Figure record listings:
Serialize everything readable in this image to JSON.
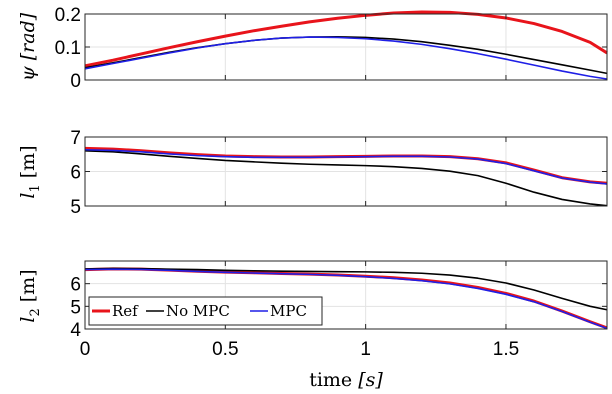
{
  "chart_data": [
    {
      "type": "line",
      "ylabel": "ψ [rad]",
      "xlim": [
        0,
        1.86
      ],
      "ylim": [
        0,
        0.2
      ],
      "yticks": [
        0,
        0.1,
        0.2
      ],
      "ytick_labels": [
        "0",
        "0.1",
        "0.2"
      ],
      "grid": true,
      "series": [
        {
          "name": "Ref",
          "color": "#e8141b",
          "x": [
            0,
            0.1,
            0.2,
            0.3,
            0.4,
            0.5,
            0.6,
            0.7,
            0.8,
            0.9,
            1.0,
            1.1,
            1.2,
            1.3,
            1.4,
            1.5,
            1.6,
            1.7,
            1.8,
            1.86
          ],
          "y": [
            0.043,
            0.06,
            0.079,
            0.098,
            0.116,
            0.133,
            0.149,
            0.163,
            0.176,
            0.187,
            0.196,
            0.203,
            0.206,
            0.205,
            0.199,
            0.188,
            0.171,
            0.147,
            0.114,
            0.082
          ]
        },
        {
          "name": "No MPC",
          "color": "#000000",
          "x": [
            0,
            0.1,
            0.2,
            0.3,
            0.4,
            0.5,
            0.6,
            0.7,
            0.8,
            0.9,
            1.0,
            1.1,
            1.2,
            1.3,
            1.4,
            1.5,
            1.6,
            1.7,
            1.8,
            1.86
          ],
          "y": [
            0.037,
            0.052,
            0.068,
            0.084,
            0.098,
            0.11,
            0.12,
            0.127,
            0.13,
            0.131,
            0.129,
            0.124,
            0.116,
            0.105,
            0.093,
            0.078,
            0.062,
            0.046,
            0.03,
            0.02
          ]
        },
        {
          "name": "MPC",
          "color": "#1f1fe6",
          "x": [
            0,
            0.1,
            0.2,
            0.3,
            0.4,
            0.5,
            0.6,
            0.7,
            0.8,
            0.9,
            1.0,
            1.1,
            1.2,
            1.3,
            1.4,
            1.5,
            1.6,
            1.7,
            1.8,
            1.86
          ],
          "y": [
            0.034,
            0.05,
            0.066,
            0.082,
            0.097,
            0.11,
            0.12,
            0.127,
            0.13,
            0.129,
            0.125,
            0.118,
            0.108,
            0.095,
            0.08,
            0.063,
            0.045,
            0.027,
            0.011,
            0.003
          ]
        }
      ]
    },
    {
      "type": "line",
      "ylabel": "l1 [m]",
      "ylabel_main": "l",
      "ylabel_sub": "1",
      "ylabel_unit": " [m]",
      "xlim": [
        0,
        1.86
      ],
      "ylim": [
        5,
        7
      ],
      "yticks": [
        5,
        6,
        7
      ],
      "ytick_labels": [
        "5",
        "6",
        "7"
      ],
      "grid": true,
      "series": [
        {
          "name": "Ref",
          "color": "#e8141b",
          "x": [
            0,
            0.1,
            0.2,
            0.3,
            0.4,
            0.5,
            0.6,
            0.7,
            0.8,
            0.9,
            1.0,
            1.1,
            1.2,
            1.3,
            1.4,
            1.5,
            1.6,
            1.7,
            1.8,
            1.86
          ],
          "y": [
            6.67,
            6.65,
            6.6,
            6.54,
            6.49,
            6.45,
            6.43,
            6.42,
            6.42,
            6.43,
            6.44,
            6.45,
            6.45,
            6.43,
            6.37,
            6.25,
            6.04,
            5.82,
            5.7,
            5.66
          ]
        },
        {
          "name": "No MPC",
          "color": "#000000",
          "x": [
            0,
            0.1,
            0.2,
            0.3,
            0.4,
            0.5,
            0.6,
            0.7,
            0.8,
            0.9,
            1.0,
            1.1,
            1.2,
            1.3,
            1.4,
            1.5,
            1.6,
            1.7,
            1.8,
            1.86
          ],
          "y": [
            6.6,
            6.57,
            6.51,
            6.44,
            6.38,
            6.32,
            6.28,
            6.24,
            6.21,
            6.19,
            6.17,
            6.14,
            6.09,
            6.01,
            5.88,
            5.66,
            5.4,
            5.19,
            5.06,
            5.01
          ]
        },
        {
          "name": "MPC",
          "color": "#1f1fe6",
          "x": [
            0,
            0.1,
            0.2,
            0.3,
            0.4,
            0.5,
            0.6,
            0.7,
            0.8,
            0.9,
            1.0,
            1.1,
            1.2,
            1.3,
            1.4,
            1.5,
            1.6,
            1.7,
            1.8,
            1.86
          ],
          "y": [
            6.63,
            6.61,
            6.57,
            6.51,
            6.46,
            6.43,
            6.41,
            6.41,
            6.41,
            6.42,
            6.43,
            6.44,
            6.44,
            6.42,
            6.36,
            6.23,
            6.02,
            5.81,
            5.69,
            5.64
          ]
        }
      ]
    },
    {
      "type": "line",
      "ylabel": "l2 [m]",
      "ylabel_main": "l",
      "ylabel_sub": "2",
      "ylabel_unit": " [m]",
      "xlabel": "time [s]",
      "xlabel_text": "time ",
      "xlabel_unit": "[s]",
      "xlim": [
        0,
        1.86
      ],
      "xticks": [
        0,
        0.5,
        1,
        1.5
      ],
      "xtick_labels": [
        "0",
        "0.5",
        "1",
        "1.5"
      ],
      "ylim": [
        4,
        7
      ],
      "yticks": [
        4,
        5,
        6
      ],
      "ytick_labels": [
        "4",
        "5",
        "6"
      ],
      "grid": true,
      "legend": {
        "placement": "bottom-left",
        "entries": [
          "Ref",
          "No MPC",
          "MPC"
        ]
      },
      "series": [
        {
          "name": "Ref",
          "color": "#e8141b",
          "x": [
            0,
            0.1,
            0.2,
            0.3,
            0.4,
            0.5,
            0.6,
            0.7,
            0.8,
            0.9,
            1.0,
            1.1,
            1.2,
            1.3,
            1.4,
            1.5,
            1.6,
            1.7,
            1.8,
            1.86
          ],
          "y": [
            6.62,
            6.65,
            6.64,
            6.6,
            6.55,
            6.51,
            6.48,
            6.45,
            6.42,
            6.38,
            6.33,
            6.26,
            6.16,
            6.03,
            5.83,
            5.57,
            5.23,
            4.79,
            4.32,
            4.05
          ]
        },
        {
          "name": "No MPC",
          "color": "#000000",
          "x": [
            0,
            0.1,
            0.2,
            0.3,
            0.4,
            0.5,
            0.6,
            0.7,
            0.8,
            0.9,
            1.0,
            1.1,
            1.2,
            1.3,
            1.4,
            1.5,
            1.6,
            1.7,
            1.8,
            1.86
          ],
          "y": [
            6.65,
            6.67,
            6.66,
            6.64,
            6.62,
            6.59,
            6.57,
            6.55,
            6.54,
            6.53,
            6.52,
            6.5,
            6.46,
            6.38,
            6.24,
            6.03,
            5.72,
            5.35,
            5.0,
            4.85
          ]
        },
        {
          "name": "MPC",
          "color": "#1f1fe6",
          "x": [
            0,
            0.1,
            0.2,
            0.3,
            0.4,
            0.5,
            0.6,
            0.7,
            0.8,
            0.9,
            1.0,
            1.1,
            1.2,
            1.3,
            1.4,
            1.5,
            1.6,
            1.7,
            1.8,
            1.86
          ],
          "y": [
            6.62,
            6.64,
            6.63,
            6.59,
            6.54,
            6.5,
            6.47,
            6.44,
            6.41,
            6.37,
            6.31,
            6.23,
            6.13,
            5.99,
            5.79,
            5.53,
            5.2,
            4.77,
            4.3,
            4.03
          ]
        }
      ]
    }
  ]
}
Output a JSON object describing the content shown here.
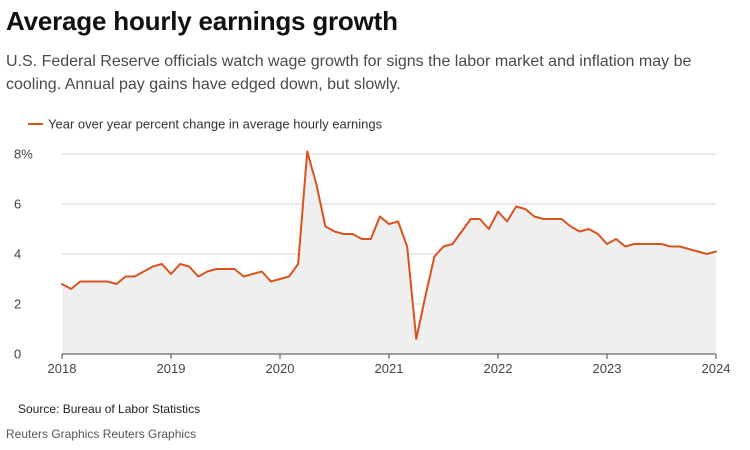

WHAT IS REQUIRED:
Every record above should come back exactly, but without its pictures.

COMPLETE RESPONSE:
Serialize everything readable in this image to JSON.
{
  "chart_data": [
    {
      "type": "line",
      "ylabel": "ψ [rad]",
      "xlim": [
        0,
        1.86
      ],
      "ylim": [
        0,
        0.2
      ],
      "yticks": [
        0,
        0.1,
        0.2
      ],
      "ytick_labels": [
        "0",
        "0.1",
        "0.2"
      ],
      "grid": true,
      "series": [
        {
          "name": "Ref",
          "color": "#e8141b",
          "x": [
            0,
            0.1,
            0.2,
            0.3,
            0.4,
            0.5,
            0.6,
            0.7,
            0.8,
            0.9,
            1.0,
            1.1,
            1.2,
            1.3,
            1.4,
            1.5,
            1.6,
            1.7,
            1.8,
            1.86
          ],
          "y": [
            0.043,
            0.06,
            0.079,
            0.098,
            0.116,
            0.133,
            0.149,
            0.163,
            0.176,
            0.187,
            0.196,
            0.203,
            0.206,
            0.205,
            0.199,
            0.188,
            0.171,
            0.147,
            0.114,
            0.082
          ]
        },
        {
          "name": "No MPC",
          "color": "#000000",
          "x": [
            0,
            0.1,
            0.2,
            0.3,
            0.4,
            0.5,
            0.6,
            0.7,
            0.8,
            0.9,
            1.0,
            1.1,
            1.2,
            1.3,
            1.4,
            1.5,
            1.6,
            1.7,
            1.8,
            1.86
          ],
          "y": [
            0.037,
            0.052,
            0.068,
            0.084,
            0.098,
            0.11,
            0.12,
            0.127,
            0.13,
            0.131,
            0.129,
            0.124,
            0.116,
            0.105,
            0.093,
            0.078,
            0.062,
            0.046,
            0.03,
            0.02
          ]
        },
        {
          "name": "MPC",
          "color": "#1f1fe6",
          "x": [
            0,
            0.1,
            0.2,
            0.3,
            0.4,
            0.5,
            0.6,
            0.7,
            0.8,
            0.9,
            1.0,
            1.1,
            1.2,
            1.3,
            1.4,
            1.5,
            1.6,
            1.7,
            1.8,
            1.86
          ],
          "y": [
            0.034,
            0.05,
            0.066,
            0.082,
            0.097,
            0.11,
            0.12,
            0.127,
            0.13,
            0.129,
            0.125,
            0.118,
            0.108,
            0.095,
            0.08,
            0.063,
            0.045,
            0.027,
            0.011,
            0.003
          ]
        }
      ]
    },
    {
      "type": "line",
      "ylabel": "l1 [m]",
      "ylabel_main": "l",
      "ylabel_sub": "1",
      "ylabel_unit": " [m]",
      "xlim": [
        0,
        1.86
      ],
      "ylim": [
        5,
        7
      ],
      "yticks": [
        5,
        6,
        7
      ],
      "ytick_labels": [
        "5",
        "6",
        "7"
      ],
      "grid": true,
      "series": [
        {
          "name": "Ref",
          "color": "#e8141b",
          "x": [
            0,
            0.1,
            0.2,
            0.3,
            0.4,
            0.5,
            0.6,
            0.7,
            0.8,
            0.9,
            1.0,
            1.1,
            1.2,
            1.3,
            1.4,
            1.5,
            1.6,
            1.7,
            1.8,
            1.86
          ],
          "y": [
            6.67,
            6.65,
            6.6,
            6.54,
            6.49,
            6.45,
            6.43,
            6.42,
            6.42,
            6.43,
            6.44,
            6.45,
            6.45,
            6.43,
            6.37,
            6.25,
            6.04,
            5.82,
            5.7,
            5.66
          ]
        },
        {
          "name": "No MPC",
          "color": "#000000",
          "x": [
            0,
            0.1,
            0.2,
            0.3,
            0.4,
            0.5,
            0.6,
            0.7,
            0.8,
            0.9,
            1.0,
            1.1,
            1.2,
            1.3,
            1.4,
            1.5,
            1.6,
            1.7,
            1.8,
            1.86
          ],
          "y": [
            6.6,
            6.57,
            6.51,
            6.44,
            6.38,
            6.32,
            6.28,
            6.24,
            6.21,
            6.19,
            6.17,
            6.14,
            6.09,
            6.01,
            5.88,
            5.66,
            5.4,
            5.19,
            5.06,
            5.01
          ]
        },
        {
          "name": "MPC",
          "color": "#1f1fe6",
          "x": [
            0,
            0.1,
            0.2,
            0.3,
            0.4,
            0.5,
            0.6,
            0.7,
            0.8,
            0.9,
            1.0,
            1.1,
            1.2,
            1.3,
            1.4,
            1.5,
            1.6,
            1.7,
            1.8,
            1.86
          ],
          "y": [
            6.63,
            6.61,
            6.57,
            6.51,
            6.46,
            6.43,
            6.41,
            6.41,
            6.41,
            6.42,
            6.43,
            6.44,
            6.44,
            6.42,
            6.36,
            6.23,
            6.02,
            5.81,
            5.69,
            5.64
          ]
        }
      ]
    },
    {
      "type": "line",
      "ylabel": "l2 [m]",
      "ylabel_main": "l",
      "ylabel_sub": "2",
      "ylabel_unit": " [m]",
      "xlabel": "time [s]",
      "xlabel_text": "time ",
      "xlabel_unit": "[s]",
      "xlim": [
        0,
        1.86
      ],
      "xticks": [
        0,
        0.5,
        1,
        1.5
      ],
      "xtick_labels": [
        "0",
        "0.5",
        "1",
        "1.5"
      ],
      "ylim": [
        4,
        7
      ],
      "yticks": [
        4,
        5,
        6
      ],
      "ytick_labels": [
        "4",
        "5",
        "6"
      ],
      "grid": true,
      "legend": {
        "placement": "bottom-left",
        "entries": [
          "Ref",
          "No MPC",
          "MPC"
        ]
      },
      "series": [
        {
          "name": "Ref",
          "color": "#e8141b",
          "x": [
            0,
            0.1,
            0.2,
            0.3,
            0.4,
            0.5,
            0.6,
            0.7,
            0.8,
            0.9,
            1.0,
            1.1,
            1.2,
            1.3,
            1.4,
            1.5,
            1.6,
            1.7,
            1.8,
            1.86
          ],
          "y": [
            6.62,
            6.65,
            6.64,
            6.6,
            6.55,
            6.51,
            6.48,
            6.45,
            6.42,
            6.38,
            6.33,
            6.26,
            6.16,
            6.03,
            5.83,
            5.57,
            5.23,
            4.79,
            4.32,
            4.05
          ]
        },
        {
          "name": "No MPC",
          "color": "#000000",
          "x": [
            0,
            0.1,
            0.2,
            0.3,
            0.4,
            0.5,
            0.6,
            0.7,
            0.8,
            0.9,
            1.0,
            1.1,
            1.2,
            1.3,
            1.4,
            1.5,
            1.6,
            1.7,
            1.8,
            1.86
          ],
          "y": [
            6.65,
            6.67,
            6.66,
            6.64,
            6.62,
            6.59,
            6.57,
            6.55,
            6.54,
            6.53,
            6.52,
            6.5,
            6.46,
            6.38,
            6.24,
            6.03,
            5.72,
            5.35,
            5.0,
            4.85
          ]
        },
        {
          "name": "MPC",
          "color": "#1f1fe6",
          "x": [
            0,
            0.1,
            0.2,
            0.3,
            0.4,
            0.5,
            0.6,
            0.7,
            0.8,
            0.9,
            1.0,
            1.1,
            1.2,
            1.3,
            1.4,
            1.5,
            1.6,
            1.7,
            1.8,
            1.86
          ],
          "y": [
            6.62,
            6.64,
            6.63,
            6.59,
            6.54,
            6.5,
            6.47,
            6.44,
            6.41,
            6.37,
            6.31,
            6.23,
            6.13,
            5.99,
            5.79,
            5.53,
            5.2,
            4.77,
            4.3,
            4.03
          ]
        }
      ]
    }
  ]
}
Output a JSON object describing the content shown here.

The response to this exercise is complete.